Job
Pull every line containing "campgrounds" from the entries.

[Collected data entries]
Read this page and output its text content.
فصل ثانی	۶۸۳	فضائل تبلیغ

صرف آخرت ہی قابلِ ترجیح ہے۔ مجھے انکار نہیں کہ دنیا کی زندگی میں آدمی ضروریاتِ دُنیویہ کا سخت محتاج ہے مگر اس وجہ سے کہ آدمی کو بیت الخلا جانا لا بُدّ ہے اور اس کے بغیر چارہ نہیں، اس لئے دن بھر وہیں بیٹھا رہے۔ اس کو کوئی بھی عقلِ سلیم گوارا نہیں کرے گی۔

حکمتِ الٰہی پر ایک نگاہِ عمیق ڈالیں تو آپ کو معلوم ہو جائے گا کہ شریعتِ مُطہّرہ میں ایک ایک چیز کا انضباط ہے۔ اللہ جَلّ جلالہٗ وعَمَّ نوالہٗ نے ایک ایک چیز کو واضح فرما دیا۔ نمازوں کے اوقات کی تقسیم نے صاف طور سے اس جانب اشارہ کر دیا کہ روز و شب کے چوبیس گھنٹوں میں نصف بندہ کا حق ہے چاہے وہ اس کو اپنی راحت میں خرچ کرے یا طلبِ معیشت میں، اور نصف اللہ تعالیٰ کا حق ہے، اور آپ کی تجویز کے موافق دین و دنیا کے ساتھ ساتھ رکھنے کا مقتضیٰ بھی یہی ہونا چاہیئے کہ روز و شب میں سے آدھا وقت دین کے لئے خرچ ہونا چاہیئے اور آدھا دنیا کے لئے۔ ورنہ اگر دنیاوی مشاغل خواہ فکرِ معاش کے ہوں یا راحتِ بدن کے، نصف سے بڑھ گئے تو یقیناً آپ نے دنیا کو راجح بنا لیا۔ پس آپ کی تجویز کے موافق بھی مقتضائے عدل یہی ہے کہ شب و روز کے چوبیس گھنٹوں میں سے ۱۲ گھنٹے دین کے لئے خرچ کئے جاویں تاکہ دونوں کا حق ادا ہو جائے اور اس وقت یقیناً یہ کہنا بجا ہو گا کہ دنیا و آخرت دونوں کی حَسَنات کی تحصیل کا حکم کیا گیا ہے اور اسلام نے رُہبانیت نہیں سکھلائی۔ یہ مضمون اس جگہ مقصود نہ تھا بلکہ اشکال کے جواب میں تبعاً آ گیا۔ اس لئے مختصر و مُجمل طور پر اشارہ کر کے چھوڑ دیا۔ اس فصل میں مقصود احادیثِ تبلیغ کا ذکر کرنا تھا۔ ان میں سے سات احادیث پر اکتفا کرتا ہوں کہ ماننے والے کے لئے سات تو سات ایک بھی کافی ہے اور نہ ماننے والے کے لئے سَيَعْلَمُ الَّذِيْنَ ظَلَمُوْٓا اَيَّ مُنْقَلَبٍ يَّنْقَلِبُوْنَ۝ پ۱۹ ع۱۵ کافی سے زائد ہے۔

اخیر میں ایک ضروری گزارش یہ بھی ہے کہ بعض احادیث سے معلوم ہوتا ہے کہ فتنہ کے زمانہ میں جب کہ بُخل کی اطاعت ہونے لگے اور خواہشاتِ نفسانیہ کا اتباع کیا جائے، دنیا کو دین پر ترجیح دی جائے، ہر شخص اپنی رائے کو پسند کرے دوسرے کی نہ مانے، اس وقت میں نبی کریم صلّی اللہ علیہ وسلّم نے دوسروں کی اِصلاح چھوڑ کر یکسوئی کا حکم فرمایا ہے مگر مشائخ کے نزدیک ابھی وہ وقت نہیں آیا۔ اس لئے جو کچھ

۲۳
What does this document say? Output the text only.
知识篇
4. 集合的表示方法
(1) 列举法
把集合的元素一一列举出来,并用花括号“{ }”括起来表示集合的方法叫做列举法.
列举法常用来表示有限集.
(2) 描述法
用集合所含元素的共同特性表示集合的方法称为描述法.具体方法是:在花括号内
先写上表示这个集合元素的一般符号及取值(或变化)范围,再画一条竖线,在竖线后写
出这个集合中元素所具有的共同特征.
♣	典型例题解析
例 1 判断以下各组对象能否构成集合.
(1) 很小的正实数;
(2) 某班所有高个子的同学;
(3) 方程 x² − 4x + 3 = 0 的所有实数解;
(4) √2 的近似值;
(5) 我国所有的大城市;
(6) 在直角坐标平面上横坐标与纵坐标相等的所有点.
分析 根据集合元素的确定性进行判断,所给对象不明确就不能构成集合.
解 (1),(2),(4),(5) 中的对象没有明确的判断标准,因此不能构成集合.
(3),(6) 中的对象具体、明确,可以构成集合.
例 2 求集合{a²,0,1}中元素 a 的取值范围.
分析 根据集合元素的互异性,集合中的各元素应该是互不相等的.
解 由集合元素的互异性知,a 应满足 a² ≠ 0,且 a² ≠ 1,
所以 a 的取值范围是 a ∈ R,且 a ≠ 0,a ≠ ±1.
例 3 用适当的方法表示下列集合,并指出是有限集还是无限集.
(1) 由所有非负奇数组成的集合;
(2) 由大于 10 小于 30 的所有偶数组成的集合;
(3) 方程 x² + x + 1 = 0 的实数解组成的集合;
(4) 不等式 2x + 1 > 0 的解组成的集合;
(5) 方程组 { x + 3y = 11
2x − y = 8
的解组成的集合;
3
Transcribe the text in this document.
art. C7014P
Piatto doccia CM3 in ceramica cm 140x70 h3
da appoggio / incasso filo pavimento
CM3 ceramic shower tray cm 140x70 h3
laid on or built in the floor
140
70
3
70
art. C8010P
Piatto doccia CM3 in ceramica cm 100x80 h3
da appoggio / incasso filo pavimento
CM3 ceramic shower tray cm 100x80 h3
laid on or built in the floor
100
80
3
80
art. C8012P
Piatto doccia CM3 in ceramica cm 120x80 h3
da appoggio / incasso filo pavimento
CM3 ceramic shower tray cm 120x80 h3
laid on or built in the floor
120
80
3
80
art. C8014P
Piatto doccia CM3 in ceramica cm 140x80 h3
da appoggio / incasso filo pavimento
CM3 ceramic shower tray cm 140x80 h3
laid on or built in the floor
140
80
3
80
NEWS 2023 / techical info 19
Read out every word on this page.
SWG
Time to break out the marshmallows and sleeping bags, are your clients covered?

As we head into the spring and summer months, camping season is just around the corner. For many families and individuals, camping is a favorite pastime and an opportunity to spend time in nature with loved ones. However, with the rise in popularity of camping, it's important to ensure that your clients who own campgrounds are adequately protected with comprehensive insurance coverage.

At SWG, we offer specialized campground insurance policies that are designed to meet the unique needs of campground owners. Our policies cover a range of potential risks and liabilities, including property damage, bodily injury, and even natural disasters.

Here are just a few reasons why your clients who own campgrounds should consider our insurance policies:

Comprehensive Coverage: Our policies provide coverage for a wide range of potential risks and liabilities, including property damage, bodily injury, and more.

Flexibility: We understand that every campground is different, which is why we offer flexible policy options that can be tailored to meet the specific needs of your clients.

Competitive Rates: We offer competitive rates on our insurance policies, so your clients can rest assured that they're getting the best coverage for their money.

Solution to this task
As we head into the spring and summer months, camping season is just around the corner. For many families and individuals, camping is a favorite pastime and an opportunity to spend time in nature with loved ones. However, with the rise in popularity of camping, it's important to ensure that your clients who own campgrounds are adequately protected with comprehensive insurance coverage.
Here are just a few reasons why your clients who own campgrounds should consider our insurance policies:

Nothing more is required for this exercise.